» Work instructions:
Copy, unchanged, the lines of the records from the one containing "bottom-scrollbar[interactable] (0, 833, 1430, 840)" through the one containing "resign-label-text: 离职补算薪月 (271, 538, 354, 554)", including both of those lines.

-- begin Information supplied --

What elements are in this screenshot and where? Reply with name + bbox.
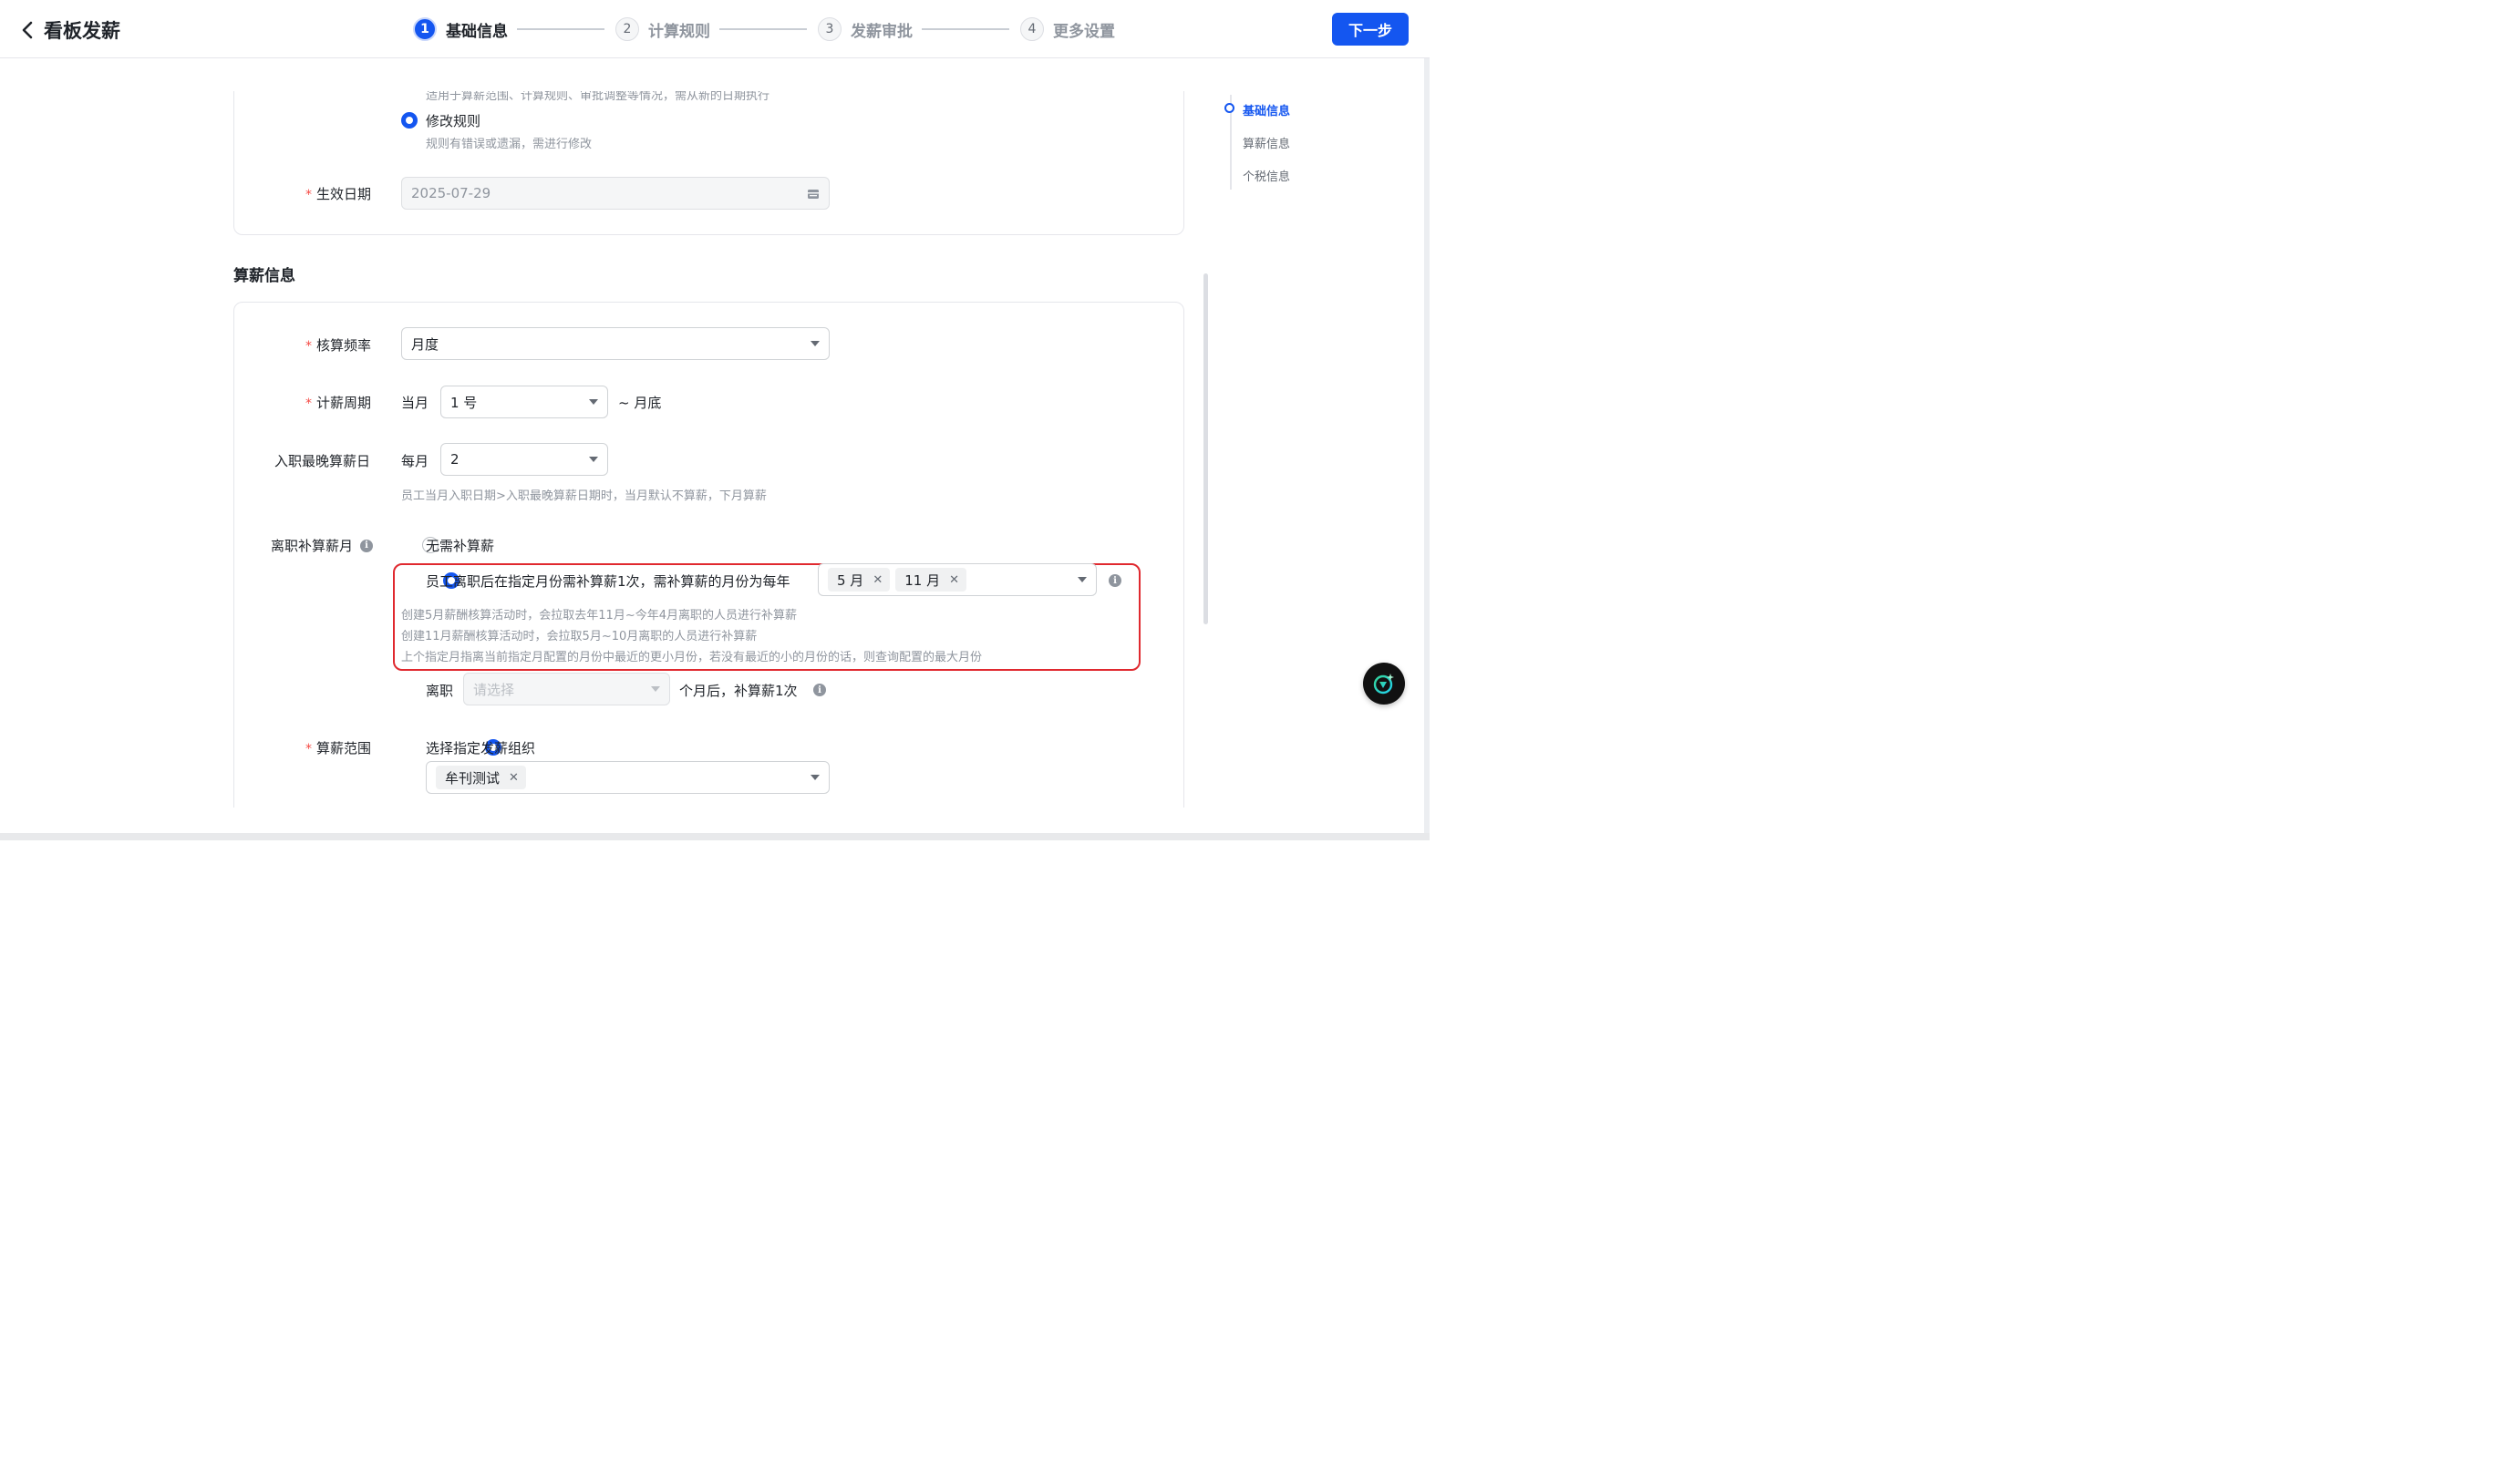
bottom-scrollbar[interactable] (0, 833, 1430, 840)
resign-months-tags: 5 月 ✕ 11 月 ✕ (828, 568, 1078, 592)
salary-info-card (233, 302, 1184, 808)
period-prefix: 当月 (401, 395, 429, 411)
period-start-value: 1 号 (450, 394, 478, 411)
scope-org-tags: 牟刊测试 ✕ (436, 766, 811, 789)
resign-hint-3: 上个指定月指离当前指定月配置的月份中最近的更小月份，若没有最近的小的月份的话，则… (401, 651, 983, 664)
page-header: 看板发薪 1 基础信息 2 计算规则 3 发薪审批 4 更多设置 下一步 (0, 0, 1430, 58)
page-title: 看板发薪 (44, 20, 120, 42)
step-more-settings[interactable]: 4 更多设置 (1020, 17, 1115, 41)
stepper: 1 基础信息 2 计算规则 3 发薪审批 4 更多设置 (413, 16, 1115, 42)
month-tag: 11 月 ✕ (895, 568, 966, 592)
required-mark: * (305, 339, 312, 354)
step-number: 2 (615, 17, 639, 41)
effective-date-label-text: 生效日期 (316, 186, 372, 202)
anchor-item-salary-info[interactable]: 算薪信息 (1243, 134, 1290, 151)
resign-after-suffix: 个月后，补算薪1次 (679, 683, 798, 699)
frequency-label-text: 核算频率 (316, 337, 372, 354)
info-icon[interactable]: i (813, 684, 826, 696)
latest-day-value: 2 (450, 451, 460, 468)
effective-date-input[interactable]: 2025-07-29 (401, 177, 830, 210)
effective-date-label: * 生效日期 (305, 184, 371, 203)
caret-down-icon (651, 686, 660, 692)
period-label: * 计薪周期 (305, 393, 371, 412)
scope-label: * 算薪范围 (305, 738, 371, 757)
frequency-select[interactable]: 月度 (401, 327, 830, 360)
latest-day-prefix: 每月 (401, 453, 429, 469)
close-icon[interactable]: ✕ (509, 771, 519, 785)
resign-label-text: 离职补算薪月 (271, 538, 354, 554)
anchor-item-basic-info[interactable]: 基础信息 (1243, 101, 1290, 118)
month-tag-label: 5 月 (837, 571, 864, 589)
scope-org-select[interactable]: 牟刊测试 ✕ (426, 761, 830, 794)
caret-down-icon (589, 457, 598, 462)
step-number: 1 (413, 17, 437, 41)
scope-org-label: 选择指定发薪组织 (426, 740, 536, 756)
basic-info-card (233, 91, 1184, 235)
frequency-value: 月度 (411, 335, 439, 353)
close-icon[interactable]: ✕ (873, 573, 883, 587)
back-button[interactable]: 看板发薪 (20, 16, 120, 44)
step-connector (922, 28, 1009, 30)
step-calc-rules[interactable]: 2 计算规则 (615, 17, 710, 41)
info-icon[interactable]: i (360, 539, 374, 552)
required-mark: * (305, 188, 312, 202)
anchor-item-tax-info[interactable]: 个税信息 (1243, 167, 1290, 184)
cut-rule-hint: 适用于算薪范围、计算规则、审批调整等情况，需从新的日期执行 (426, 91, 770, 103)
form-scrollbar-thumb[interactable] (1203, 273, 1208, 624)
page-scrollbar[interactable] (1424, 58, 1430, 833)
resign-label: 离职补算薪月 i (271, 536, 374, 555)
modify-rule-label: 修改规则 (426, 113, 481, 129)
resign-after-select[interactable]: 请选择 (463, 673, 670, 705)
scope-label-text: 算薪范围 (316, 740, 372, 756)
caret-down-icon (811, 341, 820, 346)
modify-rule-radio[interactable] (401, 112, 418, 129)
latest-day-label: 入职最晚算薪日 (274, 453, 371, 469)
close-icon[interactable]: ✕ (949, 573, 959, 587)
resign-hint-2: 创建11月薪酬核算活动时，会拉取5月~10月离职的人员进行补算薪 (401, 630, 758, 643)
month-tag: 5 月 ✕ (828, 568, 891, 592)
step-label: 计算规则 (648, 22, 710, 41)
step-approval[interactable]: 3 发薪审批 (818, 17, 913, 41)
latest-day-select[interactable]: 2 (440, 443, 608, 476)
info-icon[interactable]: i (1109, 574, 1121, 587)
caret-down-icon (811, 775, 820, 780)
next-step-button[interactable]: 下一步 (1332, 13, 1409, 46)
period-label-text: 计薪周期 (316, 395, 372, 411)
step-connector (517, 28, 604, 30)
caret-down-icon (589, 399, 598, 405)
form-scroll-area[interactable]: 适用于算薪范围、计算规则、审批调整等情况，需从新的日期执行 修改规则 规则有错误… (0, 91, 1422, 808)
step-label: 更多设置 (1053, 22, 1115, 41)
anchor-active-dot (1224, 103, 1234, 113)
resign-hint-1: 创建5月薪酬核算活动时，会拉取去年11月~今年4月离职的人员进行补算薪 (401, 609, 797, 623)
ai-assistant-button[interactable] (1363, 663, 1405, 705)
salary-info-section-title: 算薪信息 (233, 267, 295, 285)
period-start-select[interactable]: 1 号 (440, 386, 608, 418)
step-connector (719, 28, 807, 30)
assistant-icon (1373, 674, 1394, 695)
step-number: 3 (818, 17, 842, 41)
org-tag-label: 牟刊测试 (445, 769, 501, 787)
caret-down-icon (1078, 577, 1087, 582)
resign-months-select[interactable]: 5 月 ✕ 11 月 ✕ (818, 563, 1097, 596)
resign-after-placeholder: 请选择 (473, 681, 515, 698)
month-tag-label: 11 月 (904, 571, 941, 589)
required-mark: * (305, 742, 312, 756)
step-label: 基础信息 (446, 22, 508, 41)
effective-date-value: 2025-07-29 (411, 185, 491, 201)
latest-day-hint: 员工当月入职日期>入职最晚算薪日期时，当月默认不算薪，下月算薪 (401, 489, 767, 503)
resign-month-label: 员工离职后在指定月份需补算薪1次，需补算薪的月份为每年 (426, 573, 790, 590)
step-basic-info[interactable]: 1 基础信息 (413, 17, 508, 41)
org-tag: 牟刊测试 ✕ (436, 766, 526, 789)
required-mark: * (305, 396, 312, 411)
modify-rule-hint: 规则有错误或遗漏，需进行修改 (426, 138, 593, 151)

-- end Information supplied --

» Exercise answer:
bottom-scrollbar[interactable] (0, 833, 1430, 840)
resign-months-tags: 5 月 ✕ 11 月 ✕ (828, 568, 1078, 592)
salary-info-card (233, 302, 1184, 808)
period-prefix: 当月 (401, 395, 429, 411)
period-start-value: 1 号 (450, 394, 478, 411)
scope-org-tags: 牟刊测试 ✕ (436, 766, 811, 789)
resign-hint-3: 上个指定月指离当前指定月配置的月份中最近的更小月份，若没有最近的小的月份的话，则… (401, 651, 983, 664)
page-header: 看板发薪 1 基础信息 2 计算规则 3 发薪审批 4 更多设置 下一步 (0, 0, 1430, 58)
page-title: 看板发薪 (44, 20, 120, 42)
step-more-settings[interactable]: 4 更多设置 (1020, 17, 1115, 41)
stepper: 1 基础信息 2 计算规则 3 发薪审批 4 更多设置 (413, 16, 1115, 42)
month-tag: 11 月 ✕ (895, 568, 966, 592)
required-mark: * (305, 339, 312, 354)
step-number: 2 (615, 17, 639, 41)
effective-date-label-text: 生效日期 (316, 186, 372, 202)
anchor-item-salary-info[interactable]: 算薪信息 (1243, 134, 1290, 151)
resign-after-suffix: 个月后，补算薪1次 (679, 683, 798, 699)
frequency-label-text: 核算频率 (316, 337, 372, 354)
info-icon[interactable]: i (813, 684, 826, 696)
latest-day-value: 2 (450, 451, 460, 468)
effective-date-input[interactable]: 2025-07-29 (401, 177, 830, 210)
effective-date-label: * 生效日期 (305, 184, 371, 203)
caret-down-icon (651, 686, 660, 692)
period-label: * 计薪周期 (305, 393, 371, 412)
scope-label: * 算薪范围 (305, 738, 371, 757)
frequency-select[interactable]: 月度 (401, 327, 830, 360)
latest-day-prefix: 每月 (401, 453, 429, 469)
close-icon[interactable]: ✕ (509, 771, 519, 785)
resign-label-text: 离职补算薪月 (271, 538, 354, 554)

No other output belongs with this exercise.